▶ **Short exercise**: Copy out every line exactly as given.

▶ **Stored data**:
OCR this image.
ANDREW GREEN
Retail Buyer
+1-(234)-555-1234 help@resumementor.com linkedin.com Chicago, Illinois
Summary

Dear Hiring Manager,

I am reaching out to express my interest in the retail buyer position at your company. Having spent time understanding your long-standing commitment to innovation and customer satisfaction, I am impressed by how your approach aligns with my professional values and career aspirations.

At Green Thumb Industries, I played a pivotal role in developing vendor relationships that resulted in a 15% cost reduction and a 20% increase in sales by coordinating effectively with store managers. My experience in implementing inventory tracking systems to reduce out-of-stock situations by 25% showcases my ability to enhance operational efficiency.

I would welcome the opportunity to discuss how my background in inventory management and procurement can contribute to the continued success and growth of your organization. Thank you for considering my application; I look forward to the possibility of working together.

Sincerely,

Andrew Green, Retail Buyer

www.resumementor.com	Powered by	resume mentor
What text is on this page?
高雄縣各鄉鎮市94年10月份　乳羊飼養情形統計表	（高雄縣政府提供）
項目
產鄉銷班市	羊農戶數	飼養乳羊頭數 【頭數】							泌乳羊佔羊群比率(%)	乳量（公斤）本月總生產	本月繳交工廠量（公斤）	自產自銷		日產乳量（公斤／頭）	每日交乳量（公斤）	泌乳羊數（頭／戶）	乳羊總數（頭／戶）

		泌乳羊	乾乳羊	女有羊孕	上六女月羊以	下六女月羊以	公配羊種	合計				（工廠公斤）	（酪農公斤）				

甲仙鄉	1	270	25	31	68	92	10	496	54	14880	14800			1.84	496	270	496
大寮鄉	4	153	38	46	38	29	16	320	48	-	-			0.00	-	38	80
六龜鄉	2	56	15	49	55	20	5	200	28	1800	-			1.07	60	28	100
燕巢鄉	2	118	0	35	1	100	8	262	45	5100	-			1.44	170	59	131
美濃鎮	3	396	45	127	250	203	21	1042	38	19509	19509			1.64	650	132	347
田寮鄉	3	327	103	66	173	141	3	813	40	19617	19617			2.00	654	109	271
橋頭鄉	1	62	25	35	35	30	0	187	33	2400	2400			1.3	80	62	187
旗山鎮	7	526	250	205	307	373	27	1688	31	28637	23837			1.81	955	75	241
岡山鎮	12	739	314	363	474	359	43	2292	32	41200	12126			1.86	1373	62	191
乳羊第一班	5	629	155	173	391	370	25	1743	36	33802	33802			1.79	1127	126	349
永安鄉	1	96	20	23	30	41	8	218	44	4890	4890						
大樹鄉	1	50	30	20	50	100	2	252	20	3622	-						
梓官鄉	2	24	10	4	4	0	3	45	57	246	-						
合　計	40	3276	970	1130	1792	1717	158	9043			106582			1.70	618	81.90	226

▶ **Answer to this task**:
OCR this image.
ANDREW GREEN
Retail Buyer
+1-(234)-555-1234 help@resumementor.com linkedin.com Chicago, Illinois
Summary

Dear Hiring Manager,

I am reaching out to express my interest in the retail buyer position at your company. Having spent time understanding your long-standing commitment to innovation and customer satisfaction, I am impressed by how your approach aligns with my professional values and career aspirations.

At Green Thumb Industries, I played a pivotal role in developing vendor relationships that resulted in a 15% cost reduction and a 20% increase in sales by coordinating effectively with store managers. My experience in implementing inventory tracking systems to reduce out-of-stock situations by 25% showcases my ability to enhance operational efficiency.

I would welcome the opportunity to discuss how my background in inventory management and procurement can contribute to the continued success and growth of your organization. Thank you for considering my application; I look forward to the possibility of working together.

Sincerely,

Andrew Green, Retail Buyer

www.resumementor.com	Powered by	resume mentor
What text is on this page?
高雄縣各鄉鎮市94年10月份　乳羊飼養情形統計表	（高雄縣政府提供）
項目
產鄉銷班市	羊農戶數	飼養乳羊頭數 【頭數】							泌乳羊佔羊群比率(%)	乳量（公斤）本月總生產	本月繳交工廠量（公斤）	自產自銷		日產乳量（公斤／頭）	每日交乳量（公斤）	泌乳羊數（頭／戶）	乳羊總數（頭／戶）

		泌乳羊	乾乳羊	女有羊孕	上六女月羊以	下六女月羊以	公配羊種	合計				（工廠公斤）	（酪農公斤）				

甲仙鄉	1	270	25	31	68	92	10	496	54	14880	14800			1.84	496	270	496
大寮鄉	4	153	38	46	38	29	16	320	48	-	-			0.00	-	38	80
六龜鄉	2	56	15	49	55	20	5	200	28	1800	-			1.07	60	28	100
燕巢鄉	2	118	0	35	1	100	8	262	45	5100	-			1.44	170	59	131
美濃鎮	3	396	45	127	250	203	21	1042	38	19509	19509			1.64	650	132	347
田寮鄉	3	327	103	66	173	141	3	813	40	19617	19617			2.00	654	109	271
橋頭鄉	1	62	25	35	35	30	0	187	33	2400	2400			1.3	80	62	187
旗山鎮	7	526	250	205	307	373	27	1688	31	28637	23837			1.81	955	75	241
岡山鎮	12	739	314	363	474	359	43	2292	32	41200	12126			1.86	1373	62	191
乳羊第一班	5	629	155	173	391	370	25	1743	36	33802	33802			1.79	1127	126	349
永安鄉	1	96	20	23	30	41	8	218	44	4890	4890						
大樹鄉	1	50	30	20	50	100	2	252	20	3622	-						
梓官鄉	2	24	10	4	4	0	3	45	57	246	-						
合　計	40	3276	970	1130	1792	1717	158	9043			106582			1.70	618	81.90	226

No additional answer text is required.